GIVEN RECORDS
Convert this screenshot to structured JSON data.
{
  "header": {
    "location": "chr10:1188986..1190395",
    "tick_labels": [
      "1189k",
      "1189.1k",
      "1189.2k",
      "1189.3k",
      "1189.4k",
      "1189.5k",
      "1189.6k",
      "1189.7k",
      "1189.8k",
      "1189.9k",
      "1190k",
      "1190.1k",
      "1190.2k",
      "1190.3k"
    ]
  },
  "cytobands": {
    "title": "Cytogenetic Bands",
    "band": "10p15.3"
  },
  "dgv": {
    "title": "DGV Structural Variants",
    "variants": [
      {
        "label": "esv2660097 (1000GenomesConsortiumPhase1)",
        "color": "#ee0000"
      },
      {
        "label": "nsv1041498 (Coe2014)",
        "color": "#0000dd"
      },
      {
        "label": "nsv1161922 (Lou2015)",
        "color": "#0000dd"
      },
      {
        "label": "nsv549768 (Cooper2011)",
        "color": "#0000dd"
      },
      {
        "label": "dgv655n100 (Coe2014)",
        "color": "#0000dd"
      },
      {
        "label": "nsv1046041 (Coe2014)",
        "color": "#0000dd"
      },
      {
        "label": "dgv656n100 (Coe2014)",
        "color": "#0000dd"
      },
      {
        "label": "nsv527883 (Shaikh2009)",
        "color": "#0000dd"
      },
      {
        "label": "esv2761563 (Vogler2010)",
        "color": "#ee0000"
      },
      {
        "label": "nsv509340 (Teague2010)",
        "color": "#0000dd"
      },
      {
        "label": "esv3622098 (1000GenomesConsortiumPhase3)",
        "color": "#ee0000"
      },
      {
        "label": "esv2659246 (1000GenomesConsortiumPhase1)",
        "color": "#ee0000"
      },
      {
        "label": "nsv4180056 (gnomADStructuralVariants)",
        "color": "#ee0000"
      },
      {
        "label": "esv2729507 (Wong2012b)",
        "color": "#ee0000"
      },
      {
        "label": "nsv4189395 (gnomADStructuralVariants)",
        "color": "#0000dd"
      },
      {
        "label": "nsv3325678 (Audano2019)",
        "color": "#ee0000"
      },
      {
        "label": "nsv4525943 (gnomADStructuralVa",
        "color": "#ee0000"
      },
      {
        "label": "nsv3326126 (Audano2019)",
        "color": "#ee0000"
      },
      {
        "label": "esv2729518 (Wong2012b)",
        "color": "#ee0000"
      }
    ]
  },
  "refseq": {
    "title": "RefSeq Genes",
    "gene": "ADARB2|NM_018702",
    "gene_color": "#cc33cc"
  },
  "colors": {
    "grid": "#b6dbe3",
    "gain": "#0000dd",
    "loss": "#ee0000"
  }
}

TASK ITEM
Reproduce each entry from the records above, character for character.

RESPONSE AREA
Convert this screenshot to structured JSON data.
{
  "header": {
    "location": "chr10:1188986..1190395",
    "tick_labels": [
      "1189k",
      "1189.1k",
      "1189.2k",
      "1189.3k",
      "1189.4k",
      "1189.5k",
      "1189.6k",
      "1189.7k",
      "1189.8k",
      "1189.9k",
      "1190k",
      "1190.1k",
      "1190.2k",
      "1190.3k"
    ]
  },
  "cytobands": {
    "title": "Cytogenetic Bands",
    "band": "10p15.3"
  },
  "dgv": {
    "title": "DGV Structural Variants",
    "variants": [
      {
        "label": "esv2660097 (1000GenomesConsortiumPhase1)",
        "color": "#ee0000"
      },
      {
        "label": "nsv1041498 (Coe2014)",
        "color": "#0000dd"
      },
      {
        "label": "nsv1161922 (Lou2015)",
        "color": "#0000dd"
      },
      {
        "label": "nsv549768 (Cooper2011)",
        "color": "#0000dd"
      },
      {
        "label": "dgv655n100 (Coe2014)",
        "color": "#0000dd"
      },
      {
        "label": "nsv1046041 (Coe2014)",
        "color": "#0000dd"
      },
      {
        "label": "dgv656n100 (Coe2014)",
        "color": "#0000dd"
      },
      {
        "label": "nsv527883 (Shaikh2009)",
        "color": "#0000dd"
      },
      {
        "label": "esv2761563 (Vogler2010)",
        "color": "#ee0000"
      },
      {
        "label": "nsv509340 (Teague2010)",
        "color": "#0000dd"
      },
      {
        "label": "esv3622098 (1000GenomesConsortiumPhase3)",
        "color": "#ee0000"
      },
      {
        "label": "esv2659246 (1000GenomesConsortiumPhase1)",
        "color": "#ee0000"
      },
      {
        "label": "nsv4180056 (gnomADStructuralVariants)",
        "color": "#ee0000"
      },
      {
        "label": "esv2729507 (Wong2012b)",
        "color": "#ee0000"
      },
      {
        "label": "nsv4189395 (gnomADStructuralVariants)",
        "color": "#0000dd"
      },
      {
        "label": "nsv3325678 (Audano2019)",
        "color": "#ee0000"
      },
      {
        "label": "nsv4525943 (gnomADStructuralVa",
        "color": "#ee0000"
      },
      {
        "label": "nsv3326126 (Audano2019)",
        "color": "#ee0000"
      },
      {
        "label": "esv2729518 (Wong2012b)",
        "color": "#ee0000"
      }
    ]
  },
  "refseq": {
    "title": "RefSeq Genes",
    "gene": "ADARB2|NM_018702",
    "gene_color": "#cc33cc"
  },
  "colors": {
    "grid": "#b6dbe3",
    "gain": "#0000dd",
    "loss": "#ee0000"
  }
}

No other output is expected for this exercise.